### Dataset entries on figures
----

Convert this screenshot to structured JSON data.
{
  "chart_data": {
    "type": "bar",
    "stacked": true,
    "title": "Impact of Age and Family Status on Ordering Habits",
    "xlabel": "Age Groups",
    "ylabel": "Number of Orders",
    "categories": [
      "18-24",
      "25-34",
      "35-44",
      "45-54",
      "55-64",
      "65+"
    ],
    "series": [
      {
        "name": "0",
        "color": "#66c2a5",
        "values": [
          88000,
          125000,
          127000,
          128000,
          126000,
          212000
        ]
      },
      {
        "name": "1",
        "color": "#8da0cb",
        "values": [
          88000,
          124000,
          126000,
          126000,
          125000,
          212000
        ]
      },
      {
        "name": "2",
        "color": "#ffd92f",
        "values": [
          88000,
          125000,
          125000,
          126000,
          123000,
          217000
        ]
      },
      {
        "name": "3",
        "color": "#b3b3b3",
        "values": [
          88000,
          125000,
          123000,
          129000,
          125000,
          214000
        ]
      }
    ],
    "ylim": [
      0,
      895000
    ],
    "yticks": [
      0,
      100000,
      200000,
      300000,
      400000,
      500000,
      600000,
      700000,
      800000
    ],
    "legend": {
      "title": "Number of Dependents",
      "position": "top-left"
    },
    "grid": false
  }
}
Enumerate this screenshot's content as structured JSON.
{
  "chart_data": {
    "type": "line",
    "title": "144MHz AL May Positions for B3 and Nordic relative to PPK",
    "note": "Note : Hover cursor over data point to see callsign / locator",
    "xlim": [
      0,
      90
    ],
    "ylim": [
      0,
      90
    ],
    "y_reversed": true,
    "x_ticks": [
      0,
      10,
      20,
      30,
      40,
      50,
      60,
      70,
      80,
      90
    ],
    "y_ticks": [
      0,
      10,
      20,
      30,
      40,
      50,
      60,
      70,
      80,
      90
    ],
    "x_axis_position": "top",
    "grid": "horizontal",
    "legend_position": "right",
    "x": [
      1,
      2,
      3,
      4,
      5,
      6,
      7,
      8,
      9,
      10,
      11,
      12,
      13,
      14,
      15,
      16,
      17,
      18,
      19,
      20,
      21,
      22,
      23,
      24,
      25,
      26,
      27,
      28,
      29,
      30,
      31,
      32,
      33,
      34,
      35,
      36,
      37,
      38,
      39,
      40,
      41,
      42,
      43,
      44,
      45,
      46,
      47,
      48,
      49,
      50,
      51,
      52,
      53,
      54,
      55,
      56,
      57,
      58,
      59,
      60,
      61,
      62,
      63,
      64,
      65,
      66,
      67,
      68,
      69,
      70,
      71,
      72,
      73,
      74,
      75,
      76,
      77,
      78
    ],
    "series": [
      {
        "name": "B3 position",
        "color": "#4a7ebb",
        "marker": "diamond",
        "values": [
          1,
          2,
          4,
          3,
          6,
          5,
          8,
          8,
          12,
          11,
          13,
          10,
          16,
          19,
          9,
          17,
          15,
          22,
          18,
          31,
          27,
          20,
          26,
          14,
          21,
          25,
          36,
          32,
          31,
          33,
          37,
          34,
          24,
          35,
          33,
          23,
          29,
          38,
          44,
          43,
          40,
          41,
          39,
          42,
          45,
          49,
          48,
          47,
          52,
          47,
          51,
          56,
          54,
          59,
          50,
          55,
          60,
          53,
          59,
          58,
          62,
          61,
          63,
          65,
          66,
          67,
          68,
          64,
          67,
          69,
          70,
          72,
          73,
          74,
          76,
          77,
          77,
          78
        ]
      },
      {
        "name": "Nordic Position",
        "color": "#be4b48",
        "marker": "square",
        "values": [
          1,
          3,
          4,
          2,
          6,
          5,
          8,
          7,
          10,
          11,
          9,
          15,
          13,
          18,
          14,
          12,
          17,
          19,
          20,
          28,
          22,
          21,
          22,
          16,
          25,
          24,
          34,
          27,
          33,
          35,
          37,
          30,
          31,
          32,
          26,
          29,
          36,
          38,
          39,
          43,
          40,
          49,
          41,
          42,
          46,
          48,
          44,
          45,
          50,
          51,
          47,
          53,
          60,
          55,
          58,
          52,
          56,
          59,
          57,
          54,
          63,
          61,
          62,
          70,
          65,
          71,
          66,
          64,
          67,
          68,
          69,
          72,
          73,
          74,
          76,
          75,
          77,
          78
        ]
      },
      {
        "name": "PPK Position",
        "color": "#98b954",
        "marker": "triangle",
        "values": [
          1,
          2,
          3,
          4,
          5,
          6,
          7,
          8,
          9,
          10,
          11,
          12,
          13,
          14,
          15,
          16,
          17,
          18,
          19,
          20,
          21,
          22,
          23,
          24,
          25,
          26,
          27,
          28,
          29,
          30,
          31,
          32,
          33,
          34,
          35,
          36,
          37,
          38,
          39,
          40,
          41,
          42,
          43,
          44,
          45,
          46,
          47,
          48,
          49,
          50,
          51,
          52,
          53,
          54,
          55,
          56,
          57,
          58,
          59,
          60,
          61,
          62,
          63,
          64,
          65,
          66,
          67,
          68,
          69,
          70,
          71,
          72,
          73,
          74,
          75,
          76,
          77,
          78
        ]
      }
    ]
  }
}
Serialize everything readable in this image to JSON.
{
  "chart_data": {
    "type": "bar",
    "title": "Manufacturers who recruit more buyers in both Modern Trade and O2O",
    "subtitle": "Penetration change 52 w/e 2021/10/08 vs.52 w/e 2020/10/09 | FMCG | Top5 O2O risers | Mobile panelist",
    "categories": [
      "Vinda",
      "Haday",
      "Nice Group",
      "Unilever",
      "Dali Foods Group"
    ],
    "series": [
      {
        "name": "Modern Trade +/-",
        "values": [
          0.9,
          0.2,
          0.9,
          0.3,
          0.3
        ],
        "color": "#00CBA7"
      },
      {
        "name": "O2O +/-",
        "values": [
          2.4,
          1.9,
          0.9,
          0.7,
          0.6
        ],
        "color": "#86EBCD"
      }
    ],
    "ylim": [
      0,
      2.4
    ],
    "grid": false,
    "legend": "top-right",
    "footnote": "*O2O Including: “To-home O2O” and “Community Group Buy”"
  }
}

----

### Goal of the exercise
Copy each line above where the string "name" occurs.

### Exercise answer
        "name": "0",
        "name": "1",
        "name": "2",
        "name": "3",
        "name": "B3 position",
        "name": "Nordic Position",
        "name": "PPK Position",
        "name": "Modern Trade +/-",
        "name": "O2O +/-",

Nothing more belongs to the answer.